GOAL OF THE EXERCISE:
Sort through the data and copy the lines holding the word "surviving".

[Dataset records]
================================
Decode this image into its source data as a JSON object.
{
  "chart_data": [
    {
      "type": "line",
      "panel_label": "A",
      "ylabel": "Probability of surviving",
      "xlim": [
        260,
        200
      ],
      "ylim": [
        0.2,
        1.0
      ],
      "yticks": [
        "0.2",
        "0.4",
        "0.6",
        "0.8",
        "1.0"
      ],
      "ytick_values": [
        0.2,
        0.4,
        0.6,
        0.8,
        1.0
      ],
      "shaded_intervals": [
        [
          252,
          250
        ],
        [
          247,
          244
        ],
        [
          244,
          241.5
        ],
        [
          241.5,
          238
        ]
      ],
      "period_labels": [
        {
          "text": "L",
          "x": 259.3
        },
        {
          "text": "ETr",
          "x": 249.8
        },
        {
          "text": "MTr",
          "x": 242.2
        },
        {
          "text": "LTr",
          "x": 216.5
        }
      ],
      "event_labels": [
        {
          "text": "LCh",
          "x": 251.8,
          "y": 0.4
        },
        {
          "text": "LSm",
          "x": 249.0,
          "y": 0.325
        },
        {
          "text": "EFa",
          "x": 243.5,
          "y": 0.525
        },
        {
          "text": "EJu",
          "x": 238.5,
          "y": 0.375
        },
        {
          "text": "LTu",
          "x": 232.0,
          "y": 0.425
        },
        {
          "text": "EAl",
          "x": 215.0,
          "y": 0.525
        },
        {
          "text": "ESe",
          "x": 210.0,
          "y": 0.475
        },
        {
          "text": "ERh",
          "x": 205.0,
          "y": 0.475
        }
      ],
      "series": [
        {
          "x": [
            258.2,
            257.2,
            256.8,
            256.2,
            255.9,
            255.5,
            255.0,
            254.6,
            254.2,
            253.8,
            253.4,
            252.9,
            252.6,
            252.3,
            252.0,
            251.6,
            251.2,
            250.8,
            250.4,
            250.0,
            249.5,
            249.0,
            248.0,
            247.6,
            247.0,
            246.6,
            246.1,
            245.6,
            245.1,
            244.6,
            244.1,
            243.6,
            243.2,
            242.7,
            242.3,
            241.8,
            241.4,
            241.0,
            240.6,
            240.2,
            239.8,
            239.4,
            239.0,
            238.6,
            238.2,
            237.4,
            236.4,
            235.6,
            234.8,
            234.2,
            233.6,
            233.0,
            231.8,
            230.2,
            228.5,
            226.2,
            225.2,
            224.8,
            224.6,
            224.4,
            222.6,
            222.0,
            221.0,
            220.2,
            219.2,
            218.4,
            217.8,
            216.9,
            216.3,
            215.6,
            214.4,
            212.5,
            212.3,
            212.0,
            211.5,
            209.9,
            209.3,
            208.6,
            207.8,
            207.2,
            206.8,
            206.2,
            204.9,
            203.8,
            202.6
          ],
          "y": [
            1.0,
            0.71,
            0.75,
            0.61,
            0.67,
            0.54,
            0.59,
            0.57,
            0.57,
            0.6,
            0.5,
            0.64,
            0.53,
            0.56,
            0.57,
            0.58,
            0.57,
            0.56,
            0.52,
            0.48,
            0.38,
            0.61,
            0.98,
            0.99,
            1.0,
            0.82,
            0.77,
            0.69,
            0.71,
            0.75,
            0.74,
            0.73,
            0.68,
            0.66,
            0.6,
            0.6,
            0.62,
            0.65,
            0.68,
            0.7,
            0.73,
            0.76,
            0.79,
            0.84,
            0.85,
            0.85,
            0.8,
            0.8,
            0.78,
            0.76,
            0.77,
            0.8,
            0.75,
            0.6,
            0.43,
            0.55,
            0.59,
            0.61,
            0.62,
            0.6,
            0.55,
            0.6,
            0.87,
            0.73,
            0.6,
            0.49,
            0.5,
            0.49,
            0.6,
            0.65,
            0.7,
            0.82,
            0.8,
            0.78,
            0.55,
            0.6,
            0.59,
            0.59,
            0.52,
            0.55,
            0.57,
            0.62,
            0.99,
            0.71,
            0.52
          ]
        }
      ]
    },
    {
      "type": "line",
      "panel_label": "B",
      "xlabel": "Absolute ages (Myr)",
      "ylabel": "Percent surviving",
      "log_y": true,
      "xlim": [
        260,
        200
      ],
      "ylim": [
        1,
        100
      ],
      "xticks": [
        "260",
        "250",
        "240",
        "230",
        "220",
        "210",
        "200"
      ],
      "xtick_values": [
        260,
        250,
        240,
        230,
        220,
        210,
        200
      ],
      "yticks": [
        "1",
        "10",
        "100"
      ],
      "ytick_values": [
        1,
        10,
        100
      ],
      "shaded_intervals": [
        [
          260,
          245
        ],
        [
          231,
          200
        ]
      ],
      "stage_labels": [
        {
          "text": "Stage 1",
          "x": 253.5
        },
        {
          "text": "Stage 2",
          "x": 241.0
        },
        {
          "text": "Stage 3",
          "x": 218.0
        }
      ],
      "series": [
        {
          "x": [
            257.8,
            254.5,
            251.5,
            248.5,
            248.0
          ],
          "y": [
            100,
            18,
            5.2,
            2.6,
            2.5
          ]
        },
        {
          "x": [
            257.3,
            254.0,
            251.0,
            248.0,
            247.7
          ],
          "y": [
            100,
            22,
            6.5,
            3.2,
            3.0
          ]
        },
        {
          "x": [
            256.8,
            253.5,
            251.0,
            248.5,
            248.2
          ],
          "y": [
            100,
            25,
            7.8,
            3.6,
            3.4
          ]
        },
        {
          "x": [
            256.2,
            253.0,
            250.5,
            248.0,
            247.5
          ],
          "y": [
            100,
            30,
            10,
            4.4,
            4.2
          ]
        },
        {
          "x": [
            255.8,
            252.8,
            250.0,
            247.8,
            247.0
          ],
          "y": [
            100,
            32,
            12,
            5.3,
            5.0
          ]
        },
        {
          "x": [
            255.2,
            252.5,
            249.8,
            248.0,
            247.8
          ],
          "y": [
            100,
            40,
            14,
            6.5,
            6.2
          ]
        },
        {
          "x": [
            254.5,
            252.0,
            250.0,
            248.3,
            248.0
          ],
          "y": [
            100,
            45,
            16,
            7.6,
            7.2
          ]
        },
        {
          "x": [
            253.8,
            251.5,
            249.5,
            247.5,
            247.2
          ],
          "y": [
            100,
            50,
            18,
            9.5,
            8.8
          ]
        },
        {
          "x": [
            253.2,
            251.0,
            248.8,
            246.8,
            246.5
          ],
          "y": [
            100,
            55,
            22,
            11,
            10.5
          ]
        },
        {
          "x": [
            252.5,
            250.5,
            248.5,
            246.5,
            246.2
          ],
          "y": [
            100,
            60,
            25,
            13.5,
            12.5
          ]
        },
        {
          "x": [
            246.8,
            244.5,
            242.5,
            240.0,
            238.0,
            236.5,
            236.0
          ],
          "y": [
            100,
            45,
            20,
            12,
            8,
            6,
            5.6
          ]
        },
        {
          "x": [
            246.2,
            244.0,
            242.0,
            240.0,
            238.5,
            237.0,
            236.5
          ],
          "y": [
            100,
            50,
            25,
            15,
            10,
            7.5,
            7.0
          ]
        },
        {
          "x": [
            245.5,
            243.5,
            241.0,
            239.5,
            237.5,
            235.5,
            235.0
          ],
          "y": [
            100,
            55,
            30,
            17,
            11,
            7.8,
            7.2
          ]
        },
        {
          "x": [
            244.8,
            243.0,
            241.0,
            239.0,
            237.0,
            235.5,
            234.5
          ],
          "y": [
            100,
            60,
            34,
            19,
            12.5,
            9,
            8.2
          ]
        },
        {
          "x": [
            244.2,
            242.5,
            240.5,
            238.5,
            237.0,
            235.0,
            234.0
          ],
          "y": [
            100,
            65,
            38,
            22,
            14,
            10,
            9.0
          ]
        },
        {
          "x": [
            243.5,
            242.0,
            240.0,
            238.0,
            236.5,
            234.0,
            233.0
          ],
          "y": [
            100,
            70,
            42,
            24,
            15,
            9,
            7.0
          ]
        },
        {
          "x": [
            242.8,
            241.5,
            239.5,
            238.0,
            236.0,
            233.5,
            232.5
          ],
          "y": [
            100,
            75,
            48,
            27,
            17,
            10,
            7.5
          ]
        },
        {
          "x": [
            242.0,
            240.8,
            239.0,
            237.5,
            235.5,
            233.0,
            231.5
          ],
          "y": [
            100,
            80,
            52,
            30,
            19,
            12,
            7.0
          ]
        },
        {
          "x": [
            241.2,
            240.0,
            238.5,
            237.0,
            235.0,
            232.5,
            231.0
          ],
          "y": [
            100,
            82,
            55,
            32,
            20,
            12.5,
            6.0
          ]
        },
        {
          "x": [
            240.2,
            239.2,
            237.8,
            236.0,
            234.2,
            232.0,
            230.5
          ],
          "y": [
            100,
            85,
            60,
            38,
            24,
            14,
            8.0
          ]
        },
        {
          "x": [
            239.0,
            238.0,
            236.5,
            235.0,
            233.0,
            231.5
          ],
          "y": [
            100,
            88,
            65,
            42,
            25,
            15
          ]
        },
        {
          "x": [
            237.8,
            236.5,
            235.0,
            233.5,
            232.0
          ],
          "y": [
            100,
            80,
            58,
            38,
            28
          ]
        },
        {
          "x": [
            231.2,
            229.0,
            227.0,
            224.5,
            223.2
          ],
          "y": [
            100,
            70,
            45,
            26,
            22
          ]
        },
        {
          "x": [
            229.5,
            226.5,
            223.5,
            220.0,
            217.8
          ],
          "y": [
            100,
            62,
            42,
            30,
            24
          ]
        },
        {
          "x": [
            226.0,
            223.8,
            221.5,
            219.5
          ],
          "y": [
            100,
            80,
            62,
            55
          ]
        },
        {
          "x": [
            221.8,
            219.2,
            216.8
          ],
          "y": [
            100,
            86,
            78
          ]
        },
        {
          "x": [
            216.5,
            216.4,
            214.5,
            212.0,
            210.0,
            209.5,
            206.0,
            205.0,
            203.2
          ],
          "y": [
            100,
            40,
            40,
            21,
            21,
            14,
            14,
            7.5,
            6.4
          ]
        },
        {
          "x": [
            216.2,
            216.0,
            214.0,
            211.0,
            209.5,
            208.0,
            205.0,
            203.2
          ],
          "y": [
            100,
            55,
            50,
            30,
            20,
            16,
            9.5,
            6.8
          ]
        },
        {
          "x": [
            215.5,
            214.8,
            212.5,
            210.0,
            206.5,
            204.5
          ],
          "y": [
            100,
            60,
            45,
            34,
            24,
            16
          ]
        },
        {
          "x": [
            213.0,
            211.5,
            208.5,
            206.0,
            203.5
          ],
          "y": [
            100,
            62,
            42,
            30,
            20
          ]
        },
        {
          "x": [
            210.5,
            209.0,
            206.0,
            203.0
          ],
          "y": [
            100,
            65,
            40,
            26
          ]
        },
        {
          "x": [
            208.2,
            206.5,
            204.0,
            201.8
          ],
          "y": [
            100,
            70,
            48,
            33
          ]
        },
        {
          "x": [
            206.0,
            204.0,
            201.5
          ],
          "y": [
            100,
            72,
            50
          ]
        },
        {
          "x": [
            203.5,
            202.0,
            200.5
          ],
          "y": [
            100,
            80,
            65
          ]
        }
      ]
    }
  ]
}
================================
SOLUTION TO THIS EXERCISE:
      "ylabel": "Probability of surviving",
      "ylabel": "Percent surviving",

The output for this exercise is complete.